Extracted text =>
------------------------------------

[Beignet] [PATCH 3/4] Implement the clEnqueueCopyBuffer API using internal binary kernel

Yang, Rong R rong.r.yang at intel.com
Tue Oct 8 22:47:50 PDT 2013


In function cl_mem_copy, the local size is only 1, maybe set it to large or equal to 16 can improve performance.

-----Original Message-----
From: beignet-bounces+rong.r.yang=intel.com at lists.freedesktop.org [mailto:beignet-bounces+rong.r.yang=intel.com at lists.freedesktop.org] On Behalf Of junyan.he at inbox.com
Sent: Monday, September 23, 2013 5:02 PM
To: beignet at lists.freedesktop.org
Cc: Junyan He
Subject: [Beignet] [PATCH 3/4] Implement the clEnqueueCopyBuffer API using internal binary kernel

From: Junyan He <junyan.he at linux.intel.com>

Signed-off-by: Junyan He <junyan.he at linux.intel.com>
---
 src/cl_api.c     |   51 ++++++++++++++++++++++++++++++++++++++++++++++++++-
 src/cl_context.c |   26 ++++++++++++++++++++++++++
 src/cl_context.h |   28 +++++++++++++++++-----------
 src/cl_mem.c     |   53 +++++++++++++++++++++++++++++++++++++++++++++++++++++
 src/cl_mem.h     |    4 ++++
 5 files changed, 150 insertions(+), 12 deletions(-)

diff --git a/src/cl_api.c b/src/cl_api.c index c81f730..e9303d8 100644
--- a/src/cl_api.c
+++ b/src/cl_api.c
@@ -1521,8 +1521,57 @@ clEnqueueCopyBuffer(cl_command_queue     command_queue,
                     const cl_event *     event_wait_list,
                     cl_event *           event)

------------------------------------

Saved entries =>

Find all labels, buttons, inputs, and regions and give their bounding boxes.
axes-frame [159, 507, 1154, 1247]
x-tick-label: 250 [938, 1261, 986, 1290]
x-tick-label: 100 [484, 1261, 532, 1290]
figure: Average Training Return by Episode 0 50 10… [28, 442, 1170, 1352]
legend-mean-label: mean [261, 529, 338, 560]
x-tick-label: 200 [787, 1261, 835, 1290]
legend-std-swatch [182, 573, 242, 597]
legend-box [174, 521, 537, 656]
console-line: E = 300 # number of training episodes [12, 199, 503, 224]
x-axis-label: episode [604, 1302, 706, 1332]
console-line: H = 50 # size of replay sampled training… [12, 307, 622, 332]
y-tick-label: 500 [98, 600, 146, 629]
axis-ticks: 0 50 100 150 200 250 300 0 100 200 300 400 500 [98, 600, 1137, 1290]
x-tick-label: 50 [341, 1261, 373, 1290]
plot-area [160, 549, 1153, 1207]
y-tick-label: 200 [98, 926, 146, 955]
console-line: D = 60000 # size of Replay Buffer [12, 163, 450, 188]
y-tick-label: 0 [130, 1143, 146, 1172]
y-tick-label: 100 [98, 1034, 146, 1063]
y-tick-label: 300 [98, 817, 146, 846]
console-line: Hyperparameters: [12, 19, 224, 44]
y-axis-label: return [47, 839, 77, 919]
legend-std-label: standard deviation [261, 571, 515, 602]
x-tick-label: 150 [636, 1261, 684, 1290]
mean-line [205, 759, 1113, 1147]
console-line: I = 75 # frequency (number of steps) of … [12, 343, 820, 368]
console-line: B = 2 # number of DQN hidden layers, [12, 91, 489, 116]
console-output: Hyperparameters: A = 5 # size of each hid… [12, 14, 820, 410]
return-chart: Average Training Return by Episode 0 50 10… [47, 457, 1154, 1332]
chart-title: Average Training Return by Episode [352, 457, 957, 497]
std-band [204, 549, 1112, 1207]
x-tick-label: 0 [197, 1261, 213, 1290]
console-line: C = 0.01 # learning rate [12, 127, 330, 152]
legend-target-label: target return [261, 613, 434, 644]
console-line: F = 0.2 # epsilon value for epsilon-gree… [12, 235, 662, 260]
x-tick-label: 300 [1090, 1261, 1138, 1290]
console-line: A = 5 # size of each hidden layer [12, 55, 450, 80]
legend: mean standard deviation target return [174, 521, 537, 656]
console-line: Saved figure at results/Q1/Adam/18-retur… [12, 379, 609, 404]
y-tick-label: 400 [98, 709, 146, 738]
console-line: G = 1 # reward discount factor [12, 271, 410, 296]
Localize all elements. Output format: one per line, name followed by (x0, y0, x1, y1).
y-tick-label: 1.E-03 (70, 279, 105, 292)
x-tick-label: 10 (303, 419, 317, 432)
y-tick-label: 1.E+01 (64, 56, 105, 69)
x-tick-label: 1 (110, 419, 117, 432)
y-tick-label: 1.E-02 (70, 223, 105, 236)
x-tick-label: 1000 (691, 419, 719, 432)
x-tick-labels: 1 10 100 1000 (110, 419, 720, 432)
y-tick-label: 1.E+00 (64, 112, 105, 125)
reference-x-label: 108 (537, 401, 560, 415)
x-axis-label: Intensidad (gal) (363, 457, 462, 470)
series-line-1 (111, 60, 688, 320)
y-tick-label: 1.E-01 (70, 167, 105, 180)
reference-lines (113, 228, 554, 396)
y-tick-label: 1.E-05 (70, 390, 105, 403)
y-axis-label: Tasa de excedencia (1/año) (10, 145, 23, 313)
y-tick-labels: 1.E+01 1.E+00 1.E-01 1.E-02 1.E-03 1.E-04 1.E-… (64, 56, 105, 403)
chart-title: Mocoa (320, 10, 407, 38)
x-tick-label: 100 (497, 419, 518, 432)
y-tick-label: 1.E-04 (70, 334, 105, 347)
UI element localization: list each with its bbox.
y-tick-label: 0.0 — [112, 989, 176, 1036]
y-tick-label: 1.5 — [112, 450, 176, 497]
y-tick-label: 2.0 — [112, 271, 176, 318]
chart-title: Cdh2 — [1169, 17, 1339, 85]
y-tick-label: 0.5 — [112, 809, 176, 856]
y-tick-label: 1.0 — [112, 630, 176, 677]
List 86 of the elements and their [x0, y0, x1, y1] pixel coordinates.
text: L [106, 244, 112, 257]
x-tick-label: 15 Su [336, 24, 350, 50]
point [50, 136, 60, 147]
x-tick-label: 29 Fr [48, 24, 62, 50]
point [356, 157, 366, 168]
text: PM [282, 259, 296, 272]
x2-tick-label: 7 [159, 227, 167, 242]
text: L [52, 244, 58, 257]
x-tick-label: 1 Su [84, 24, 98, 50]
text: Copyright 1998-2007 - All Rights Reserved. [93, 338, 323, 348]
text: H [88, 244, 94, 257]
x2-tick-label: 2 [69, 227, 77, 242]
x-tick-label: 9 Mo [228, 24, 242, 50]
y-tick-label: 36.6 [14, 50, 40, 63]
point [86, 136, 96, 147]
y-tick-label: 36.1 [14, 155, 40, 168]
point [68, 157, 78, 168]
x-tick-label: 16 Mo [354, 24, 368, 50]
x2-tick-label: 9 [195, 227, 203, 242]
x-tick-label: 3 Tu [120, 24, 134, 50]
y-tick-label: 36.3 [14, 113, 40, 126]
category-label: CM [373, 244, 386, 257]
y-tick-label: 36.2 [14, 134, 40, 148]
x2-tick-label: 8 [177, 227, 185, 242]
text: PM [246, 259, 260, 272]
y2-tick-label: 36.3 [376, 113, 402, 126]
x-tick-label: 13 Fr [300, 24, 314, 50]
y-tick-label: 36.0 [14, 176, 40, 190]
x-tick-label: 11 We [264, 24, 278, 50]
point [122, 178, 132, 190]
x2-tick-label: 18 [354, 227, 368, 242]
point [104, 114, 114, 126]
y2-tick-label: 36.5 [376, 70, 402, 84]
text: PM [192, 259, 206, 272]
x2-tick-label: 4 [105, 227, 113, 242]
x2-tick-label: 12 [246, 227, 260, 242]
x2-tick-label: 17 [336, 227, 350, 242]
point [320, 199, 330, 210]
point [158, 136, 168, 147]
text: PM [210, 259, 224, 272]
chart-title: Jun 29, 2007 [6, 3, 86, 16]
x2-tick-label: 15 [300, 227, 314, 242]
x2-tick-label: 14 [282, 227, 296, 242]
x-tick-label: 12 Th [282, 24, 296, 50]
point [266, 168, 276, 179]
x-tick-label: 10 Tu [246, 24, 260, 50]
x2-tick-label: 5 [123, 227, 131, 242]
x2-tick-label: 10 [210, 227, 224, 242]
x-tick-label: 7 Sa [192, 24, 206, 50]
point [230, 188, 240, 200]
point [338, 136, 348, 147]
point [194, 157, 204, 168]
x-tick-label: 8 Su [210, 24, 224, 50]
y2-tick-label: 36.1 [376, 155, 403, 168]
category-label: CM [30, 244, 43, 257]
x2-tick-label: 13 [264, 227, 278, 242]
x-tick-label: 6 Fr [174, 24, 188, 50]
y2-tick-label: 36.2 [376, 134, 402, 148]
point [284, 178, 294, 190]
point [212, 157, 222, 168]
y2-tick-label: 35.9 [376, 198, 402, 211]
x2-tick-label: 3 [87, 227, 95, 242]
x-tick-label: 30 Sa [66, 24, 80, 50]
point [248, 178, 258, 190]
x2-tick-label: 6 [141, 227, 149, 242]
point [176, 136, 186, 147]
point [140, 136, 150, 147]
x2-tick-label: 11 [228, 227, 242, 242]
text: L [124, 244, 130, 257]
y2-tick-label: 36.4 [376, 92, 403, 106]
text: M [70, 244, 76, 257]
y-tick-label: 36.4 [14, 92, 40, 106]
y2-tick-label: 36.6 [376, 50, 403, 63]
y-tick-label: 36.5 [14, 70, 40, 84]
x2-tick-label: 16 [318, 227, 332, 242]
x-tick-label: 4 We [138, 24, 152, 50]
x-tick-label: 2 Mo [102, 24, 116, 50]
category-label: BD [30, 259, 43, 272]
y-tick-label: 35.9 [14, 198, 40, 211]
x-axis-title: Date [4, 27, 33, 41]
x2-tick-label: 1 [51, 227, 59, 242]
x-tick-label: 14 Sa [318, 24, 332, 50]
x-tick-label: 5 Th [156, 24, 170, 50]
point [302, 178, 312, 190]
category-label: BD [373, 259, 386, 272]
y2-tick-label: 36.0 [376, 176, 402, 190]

------------------------------------

Problems to solve =>
1. Answer these questions about the patch email:
(a) In function cl_mem_copy, what is the local size said to be?
(b) How many files does the patch change?
(c) On what date was the original message sent?
2. Rewrite the patch email from "Yang, Rong R" to "can improve performance.", putting "work-group size" in place of "local size".
These entries are unrelated to the patch email.

Task solutions =>
1.
(a) Only 1.
(b) 5 files.
(c) Monday, September 23, 2013.

2.
Yang, Rong R rong.r.yang at intel.com
Tue Oct 8 22:47:50 PDT 2013


In function cl_mem_copy, the work-group size is only 1, maybe set it to large or equal to 16 can improve performance.